# EXERCISE MATERIAL

◇ ◇ ◇ ◇

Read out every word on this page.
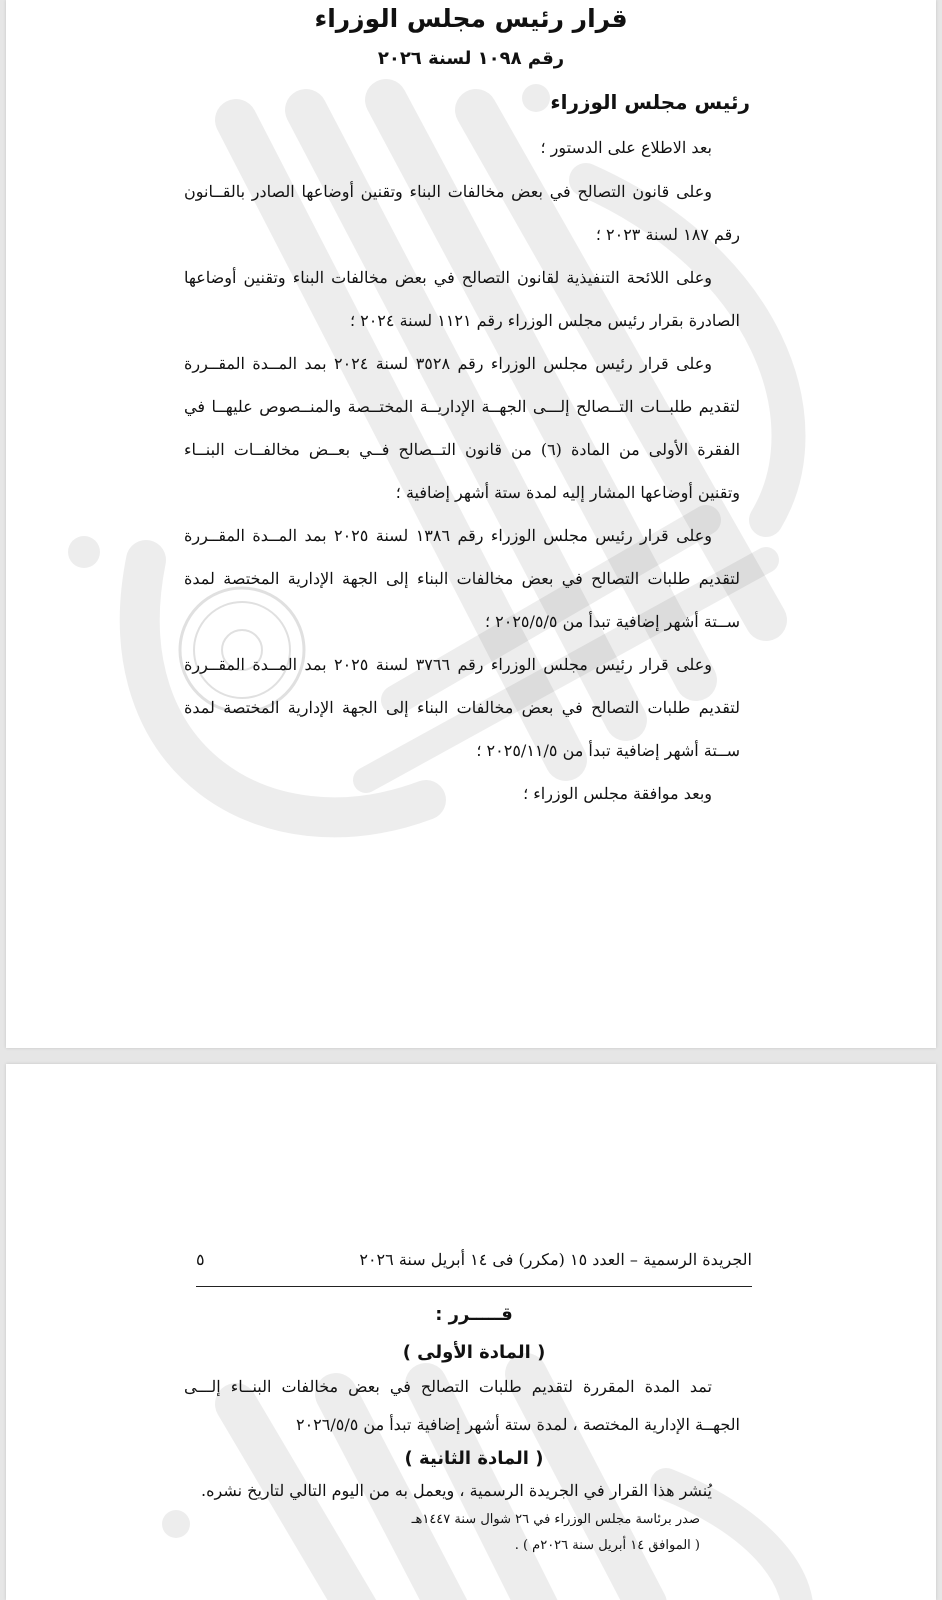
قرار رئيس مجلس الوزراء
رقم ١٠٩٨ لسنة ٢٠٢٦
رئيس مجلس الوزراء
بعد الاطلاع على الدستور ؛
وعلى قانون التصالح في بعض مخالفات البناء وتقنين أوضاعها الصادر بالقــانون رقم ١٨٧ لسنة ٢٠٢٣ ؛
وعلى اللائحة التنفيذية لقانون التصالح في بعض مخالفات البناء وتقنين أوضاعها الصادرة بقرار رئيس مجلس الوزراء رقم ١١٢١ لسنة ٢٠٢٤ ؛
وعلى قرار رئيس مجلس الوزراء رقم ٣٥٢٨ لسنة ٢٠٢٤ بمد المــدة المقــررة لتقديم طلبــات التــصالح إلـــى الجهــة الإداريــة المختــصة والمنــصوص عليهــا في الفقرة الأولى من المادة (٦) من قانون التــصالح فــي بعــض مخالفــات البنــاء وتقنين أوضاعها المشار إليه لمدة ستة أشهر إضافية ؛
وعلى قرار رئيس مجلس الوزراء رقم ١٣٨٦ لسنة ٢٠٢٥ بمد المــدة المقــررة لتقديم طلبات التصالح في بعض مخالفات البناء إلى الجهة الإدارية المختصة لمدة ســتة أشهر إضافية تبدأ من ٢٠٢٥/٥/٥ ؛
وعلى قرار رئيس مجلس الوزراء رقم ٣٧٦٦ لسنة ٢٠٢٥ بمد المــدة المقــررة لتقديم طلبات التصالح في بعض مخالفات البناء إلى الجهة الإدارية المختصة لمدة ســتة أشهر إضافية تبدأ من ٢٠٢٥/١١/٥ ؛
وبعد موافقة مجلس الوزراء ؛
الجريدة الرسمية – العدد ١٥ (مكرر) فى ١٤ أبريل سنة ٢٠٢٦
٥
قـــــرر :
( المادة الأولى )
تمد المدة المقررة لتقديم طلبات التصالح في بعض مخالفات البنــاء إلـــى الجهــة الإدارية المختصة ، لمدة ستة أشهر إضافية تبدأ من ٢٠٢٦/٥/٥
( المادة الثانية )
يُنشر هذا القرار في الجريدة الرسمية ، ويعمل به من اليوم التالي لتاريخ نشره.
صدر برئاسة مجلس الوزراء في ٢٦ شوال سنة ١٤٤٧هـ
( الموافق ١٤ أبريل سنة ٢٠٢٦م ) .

◇ ◇ ◇ ◇

# TO BE DONE
Pull every line containing the word "الرسمية" out of the material.

# TASK OUTPUT
الجريدة الرسمية – العدد ١٥ (مكرر) فى ١٤ أبريل سنة ٢٠٢٦
يُنشر هذا القرار في الجريدة الرسمية ، ويعمل به من اليوم التالي لتاريخ نشره.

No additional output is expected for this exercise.